WRITTEN PROBLEM
In the copy, include every entry exactly but none of the pictures.

INPUT RECORDS
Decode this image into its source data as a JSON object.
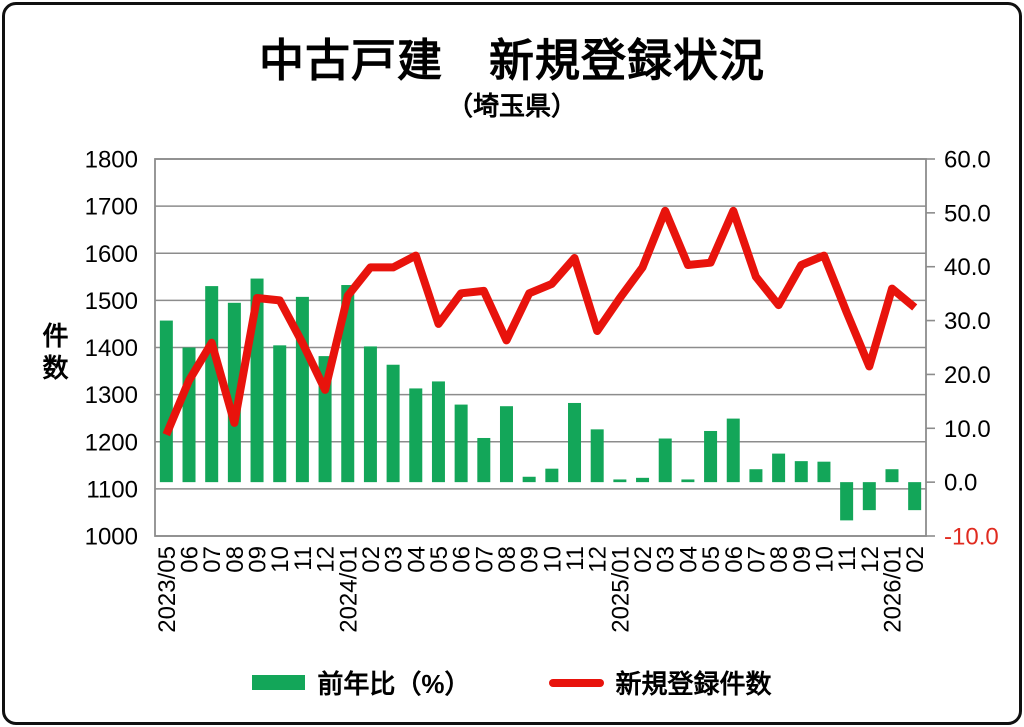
{
  "title": "中古戸建　新規登録状況",
  "subtitle": "（埼玉県）",
  "y_left_label": "件数",
  "legend": {
    "bar_label": "前年比（%）",
    "line_label": "新規登録件数"
  },
  "colors": {
    "bar": "#13a659",
    "line": "#e8130c",
    "grid": "#8c8c8c",
    "axis_text": "#000000",
    "negative_tick": "#e02b20",
    "background": "#ffffff"
  },
  "axes": {
    "left_ticks": [
      "1800",
      "1700",
      "1600",
      "1500",
      "1400",
      "1300",
      "1200",
      "1100",
      "1000"
    ],
    "right_ticks": [
      "60.0",
      "50.0",
      "40.0",
      "30.0",
      "20.0",
      "10.0",
      "0.0",
      "-10.0"
    ],
    "left_range": [
      1000,
      1800
    ],
    "right_range": [
      -10,
      60
    ]
  },
  "chart_data": {
    "type": "bar+line combo",
    "title": "中古戸建　新規登録状況（埼玉県）",
    "ylabel_left": "件数",
    "ylim_left": [
      1000,
      1800
    ],
    "ylim_right": [
      -10,
      60
    ],
    "grid": true,
    "legend_position": "bottom",
    "categories": [
      "2023/05",
      "06",
      "07",
      "08",
      "09",
      "10",
      "11",
      "12",
      "2024/01",
      "02",
      "03",
      "04",
      "05",
      "06",
      "07",
      "08",
      "09",
      "10",
      "11",
      "12",
      "2025/01",
      "02",
      "03",
      "04",
      "05",
      "06",
      "07",
      "08",
      "09",
      "10",
      "11",
      "12",
      "2026/01",
      "02"
    ],
    "series": [
      {
        "name": "前年比（%）",
        "type": "bar",
        "axis": "right",
        "values": [
          30.0,
          25.0,
          36.4,
          33.3,
          37.8,
          25.4,
          34.4,
          23.4,
          36.6,
          25.2,
          21.8,
          17.4,
          18.7,
          14.4,
          8.2,
          14.1,
          1.0,
          2.5,
          14.7,
          9.8,
          0.5,
          0.8,
          8.1,
          0.5,
          9.5,
          11.8,
          2.4,
          5.3,
          3.9,
          3.8,
          -7.1,
          -5.2,
          2.4,
          -5.2
        ]
      },
      {
        "name": "新規登録件数",
        "type": "line",
        "axis": "left",
        "values": [
          1215,
          1330,
          1410,
          1240,
          1505,
          1500,
          1410,
          1310,
          1510,
          1570,
          1570,
          1595,
          1450,
          1515,
          1520,
          1415,
          1515,
          1535,
          1590,
          1435,
          1505,
          1570,
          1690,
          1575,
          1580,
          1690,
          1550,
          1490,
          1575,
          1595,
          1475,
          1360,
          1525,
          1485
        ]
      }
    ]
  }
}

ANSWER FOR THE TASK
Decode this image into its source data as a JSON object.
{
  "title": "中古戸建　新規登録状況",
  "subtitle": "（埼玉県）",
  "y_left_label": "件数",
  "legend": {
    "bar_label": "前年比（%）",
    "line_label": "新規登録件数"
  },
  "colors": {
    "bar": "#13a659",
    "line": "#e8130c",
    "grid": "#8c8c8c",
    "axis_text": "#000000",
    "negative_tick": "#e02b20",
    "background": "#ffffff"
  },
  "axes": {
    "left_ticks": [
      "1800",
      "1700",
      "1600",
      "1500",
      "1400",
      "1300",
      "1200",
      "1100",
      "1000"
    ],
    "right_ticks": [
      "60.0",
      "50.0",
      "40.0",
      "30.0",
      "20.0",
      "10.0",
      "0.0",
      "-10.0"
    ],
    "left_range": [
      1000,
      1800
    ],
    "right_range": [
      -10,
      60
    ]
  },
  "chart_data": {
    "type": "bar+line combo",
    "title": "中古戸建　新規登録状況（埼玉県）",
    "ylabel_left": "件数",
    "ylim_left": [
      1000,
      1800
    ],
    "ylim_right": [
      -10,
      60
    ],
    "grid": true,
    "legend_position": "bottom",
    "categories": [
      "2023/05",
      "06",
      "07",
      "08",
      "09",
      "10",
      "11",
      "12",
      "2024/01",
      "02",
      "03",
      "04",
      "05",
      "06",
      "07",
      "08",
      "09",
      "10",
      "11",
      "12",
      "2025/01",
      "02",
      "03",
      "04",
      "05",
      "06",
      "07",
      "08",
      "09",
      "10",
      "11",
      "12",
      "2026/01",
      "02"
    ],
    "series": [
      {
        "name": "前年比（%）",
        "type": "bar",
        "axis": "right",
        "values": [
          30.0,
          25.0,
          36.4,
          33.3,
          37.8,
          25.4,
          34.4,
          23.4,
          36.6,
          25.2,
          21.8,
          17.4,
          18.7,
          14.4,
          8.2,
          14.1,
          1.0,
          2.5,
          14.7,
          9.8,
          0.5,
          0.8,
          8.1,
          0.5,
          9.5,
          11.8,
          2.4,
          5.3,
          3.9,
          3.8,
          -7.1,
          -5.2,
          2.4,
          -5.2
        ]
      },
      {
        "name": "新規登録件数",
        "type": "line",
        "axis": "left",
        "values": [
          1215,
          1330,
          1410,
          1240,
          1505,
          1500,
          1410,
          1310,
          1510,
          1570,
          1570,
          1595,
          1450,
          1515,
          1520,
          1415,
          1515,
          1535,
          1590,
          1435,
          1505,
          1570,
          1690,
          1575,
          1580,
          1690,
          1550,
          1490,
          1575,
          1595,
          1475,
          1360,
          1525,
          1485
        ]
      }
    ]
  }
}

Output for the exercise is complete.